PROBLEM TO SOLVE: Extract the text of every entry below exactly; leave images out.

----- LISTED RECORDS

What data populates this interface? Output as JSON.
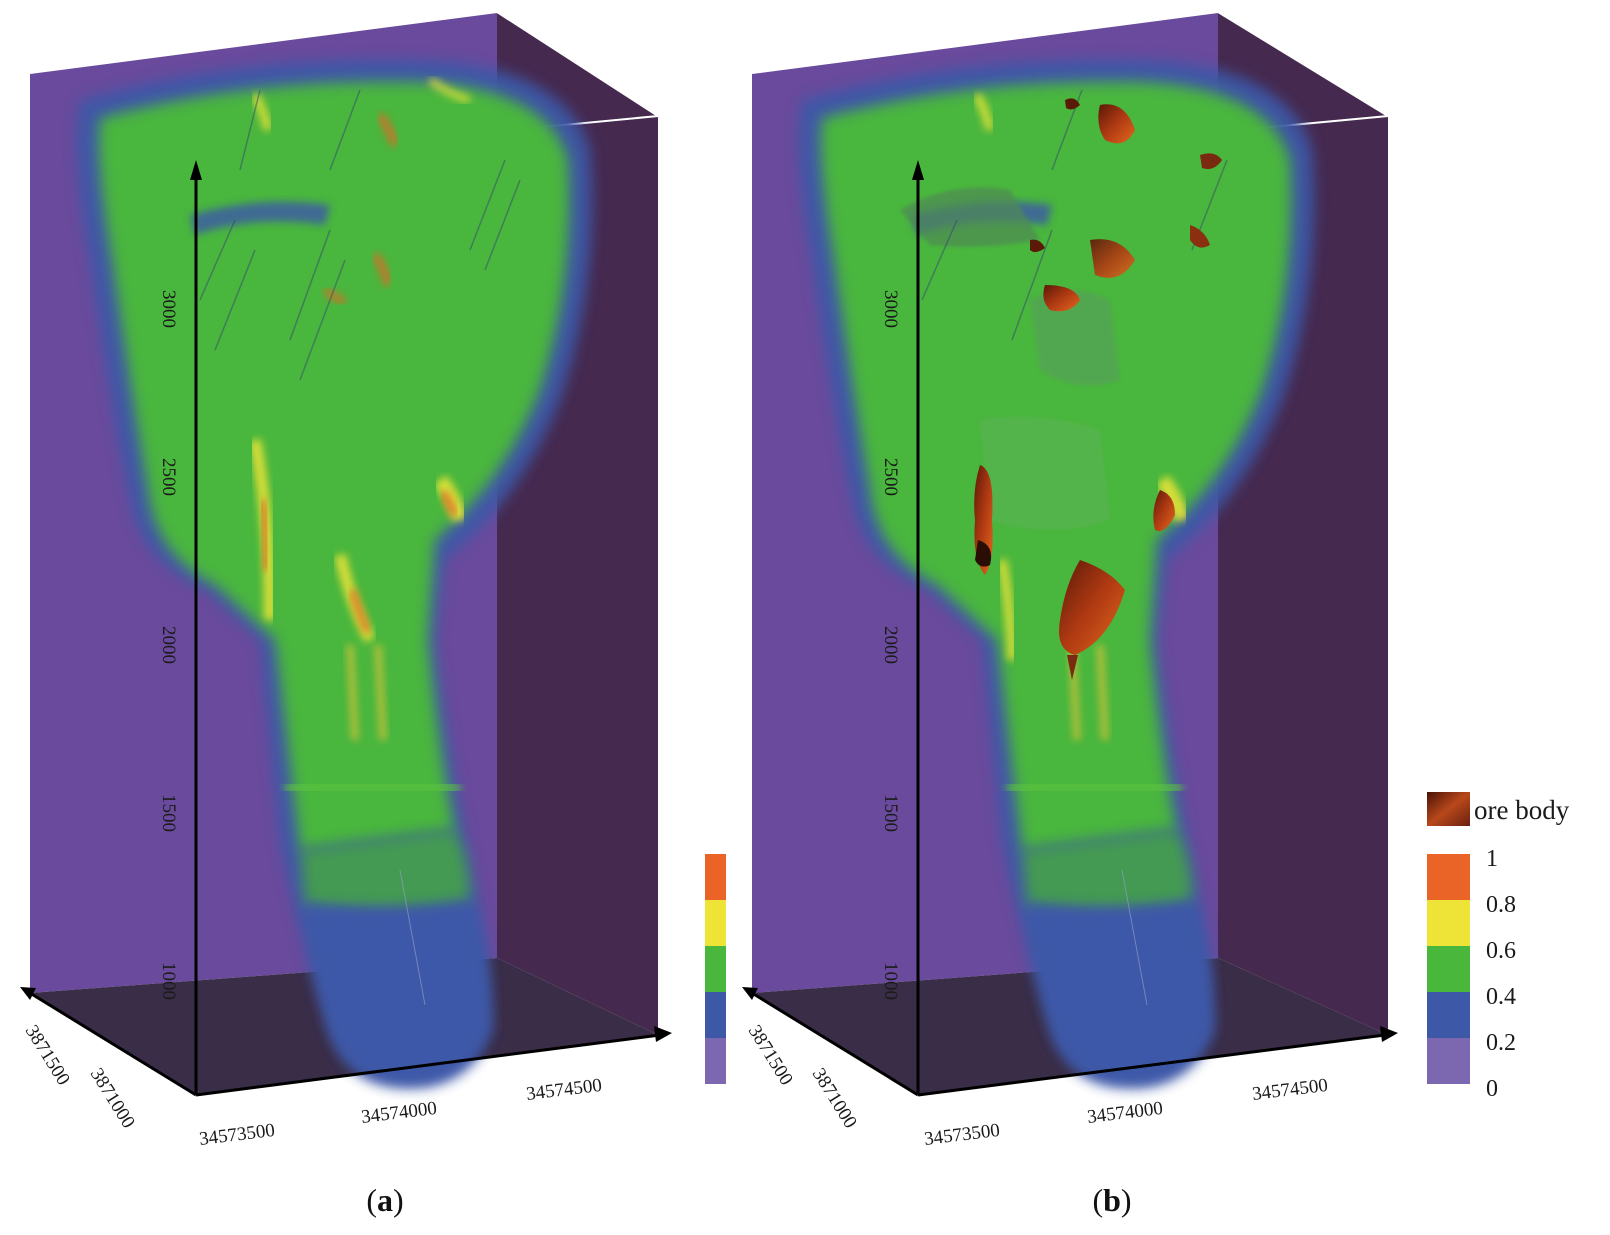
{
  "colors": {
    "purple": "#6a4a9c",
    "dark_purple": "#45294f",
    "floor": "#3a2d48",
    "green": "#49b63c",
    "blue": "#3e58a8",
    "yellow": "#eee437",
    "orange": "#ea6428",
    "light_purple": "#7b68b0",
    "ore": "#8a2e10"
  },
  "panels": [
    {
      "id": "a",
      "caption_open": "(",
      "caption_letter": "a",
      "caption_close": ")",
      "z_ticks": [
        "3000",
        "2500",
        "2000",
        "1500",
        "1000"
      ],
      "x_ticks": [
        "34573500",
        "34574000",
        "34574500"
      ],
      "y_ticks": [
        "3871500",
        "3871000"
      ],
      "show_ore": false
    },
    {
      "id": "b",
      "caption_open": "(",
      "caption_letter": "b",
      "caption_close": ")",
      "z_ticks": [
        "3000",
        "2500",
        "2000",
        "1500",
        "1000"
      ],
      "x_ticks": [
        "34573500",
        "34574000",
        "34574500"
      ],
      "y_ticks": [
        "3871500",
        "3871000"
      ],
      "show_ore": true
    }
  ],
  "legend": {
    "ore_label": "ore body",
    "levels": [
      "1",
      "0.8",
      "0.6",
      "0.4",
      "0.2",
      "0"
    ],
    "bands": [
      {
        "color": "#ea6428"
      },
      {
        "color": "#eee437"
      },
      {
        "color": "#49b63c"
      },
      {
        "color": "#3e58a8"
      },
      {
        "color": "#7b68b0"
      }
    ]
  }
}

----------

ANSWER IN FULL:
What data populates this interface? Output as JSON.
{
  "colors": {
    "purple": "#6a4a9c",
    "dark_purple": "#45294f",
    "floor": "#3a2d48",
    "green": "#49b63c",
    "blue": "#3e58a8",
    "yellow": "#eee437",
    "orange": "#ea6428",
    "light_purple": "#7b68b0",
    "ore": "#8a2e10"
  },
  "panels": [
    {
      "id": "a",
      "caption_open": "(",
      "caption_letter": "a",
      "caption_close": ")",
      "z_ticks": [
        "3000",
        "2500",
        "2000",
        "1500",
        "1000"
      ],
      "x_ticks": [
        "34573500",
        "34574000",
        "34574500"
      ],
      "y_ticks": [
        "3871500",
        "3871000"
      ],
      "show_ore": false
    },
    {
      "id": "b",
      "caption_open": "(",
      "caption_letter": "b",
      "caption_close": ")",
      "z_ticks": [
        "3000",
        "2500",
        "2000",
        "1500",
        "1000"
      ],
      "x_ticks": [
        "34573500",
        "34574000",
        "34574500"
      ],
      "y_ticks": [
        "3871500",
        "3871000"
      ],
      "show_ore": true
    }
  ],
  "legend": {
    "ore_label": "ore body",
    "levels": [
      "1",
      "0.8",
      "0.6",
      "0.4",
      "0.2",
      "0"
    ],
    "bands": [
      {
        "color": "#ea6428"
      },
      {
        "color": "#eee437"
      },
      {
        "color": "#49b63c"
      },
      {
        "color": "#3e58a8"
      },
      {
        "color": "#7b68b0"
      }
    ]
  }
}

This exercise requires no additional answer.